Copy verbatim the lines from the one containing "- data-row: 6195" through the one containing "- author: 製表：李麗滿: [829, 578, 991, 609]", inclusive.

---------- Record extracts ----------

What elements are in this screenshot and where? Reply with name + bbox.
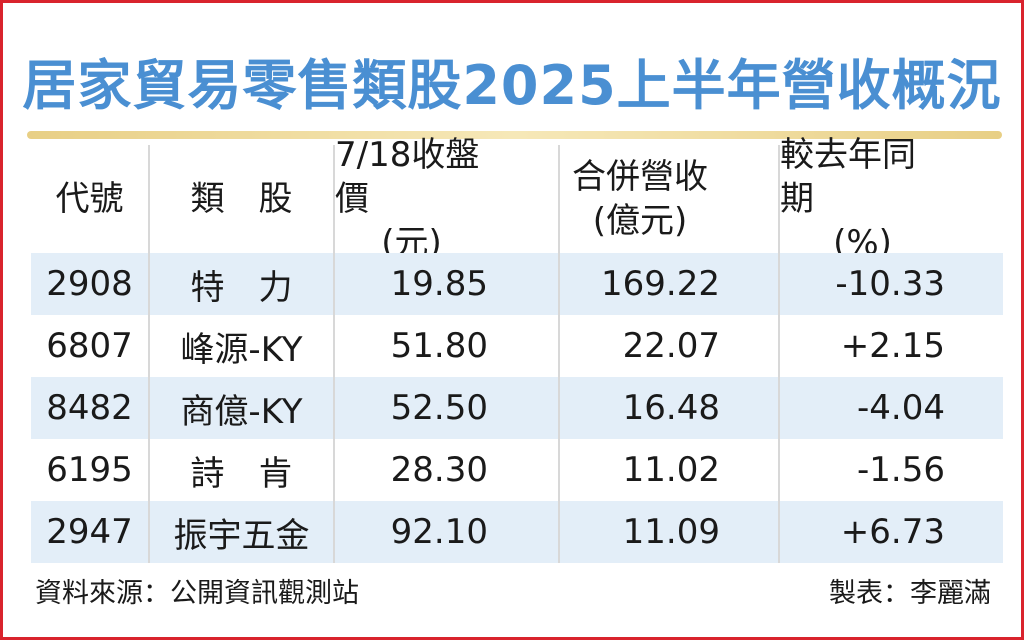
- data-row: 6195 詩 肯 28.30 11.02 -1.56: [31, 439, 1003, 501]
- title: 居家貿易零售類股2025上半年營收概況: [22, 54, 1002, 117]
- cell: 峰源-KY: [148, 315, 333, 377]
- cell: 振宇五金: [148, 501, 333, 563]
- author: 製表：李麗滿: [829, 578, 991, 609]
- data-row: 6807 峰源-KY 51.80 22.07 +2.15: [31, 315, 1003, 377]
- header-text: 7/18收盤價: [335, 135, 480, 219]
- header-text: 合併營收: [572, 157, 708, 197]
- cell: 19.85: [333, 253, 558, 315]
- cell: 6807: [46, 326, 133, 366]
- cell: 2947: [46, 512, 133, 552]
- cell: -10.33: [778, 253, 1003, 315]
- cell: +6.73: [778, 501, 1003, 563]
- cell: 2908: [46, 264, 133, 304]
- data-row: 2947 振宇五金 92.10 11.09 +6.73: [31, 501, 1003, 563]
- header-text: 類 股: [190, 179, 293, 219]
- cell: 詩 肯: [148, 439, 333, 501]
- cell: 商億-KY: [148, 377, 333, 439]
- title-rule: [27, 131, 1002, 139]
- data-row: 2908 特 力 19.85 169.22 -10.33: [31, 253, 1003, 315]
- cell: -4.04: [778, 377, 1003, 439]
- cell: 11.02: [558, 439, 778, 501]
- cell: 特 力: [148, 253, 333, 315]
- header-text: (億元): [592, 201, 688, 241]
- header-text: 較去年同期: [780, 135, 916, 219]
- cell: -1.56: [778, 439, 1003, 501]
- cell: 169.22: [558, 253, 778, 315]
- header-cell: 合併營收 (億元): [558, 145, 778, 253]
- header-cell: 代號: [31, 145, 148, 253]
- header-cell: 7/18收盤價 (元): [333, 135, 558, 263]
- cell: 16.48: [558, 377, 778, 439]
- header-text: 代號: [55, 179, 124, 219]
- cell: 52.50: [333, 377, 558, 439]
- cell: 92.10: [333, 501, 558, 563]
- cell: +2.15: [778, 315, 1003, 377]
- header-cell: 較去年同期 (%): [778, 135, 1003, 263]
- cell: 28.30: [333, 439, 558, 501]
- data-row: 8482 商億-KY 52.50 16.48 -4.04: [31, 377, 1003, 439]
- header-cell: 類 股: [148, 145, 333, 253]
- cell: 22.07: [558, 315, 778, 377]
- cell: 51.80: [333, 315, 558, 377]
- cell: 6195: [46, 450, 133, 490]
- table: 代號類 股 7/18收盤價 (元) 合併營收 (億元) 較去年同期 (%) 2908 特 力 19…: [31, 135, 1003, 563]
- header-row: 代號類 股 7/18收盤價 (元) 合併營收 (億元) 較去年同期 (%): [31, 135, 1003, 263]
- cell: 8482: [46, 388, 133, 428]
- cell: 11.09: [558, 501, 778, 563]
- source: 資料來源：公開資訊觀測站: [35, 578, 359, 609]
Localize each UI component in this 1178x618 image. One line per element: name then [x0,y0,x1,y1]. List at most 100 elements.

----------

_Output of the exercise_.
- data-row: 6195 詩 肯 28.30 11.02 -1.56: [31, 439, 1003, 501]
- title: 居家貿易零售類股2025上半年營收概況: [22, 54, 1002, 117]
- cell: 峰源-KY: [148, 315, 333, 377]
- cell: 振宇五金: [148, 501, 333, 563]
- author: 製表：李麗滿: [829, 578, 991, 609]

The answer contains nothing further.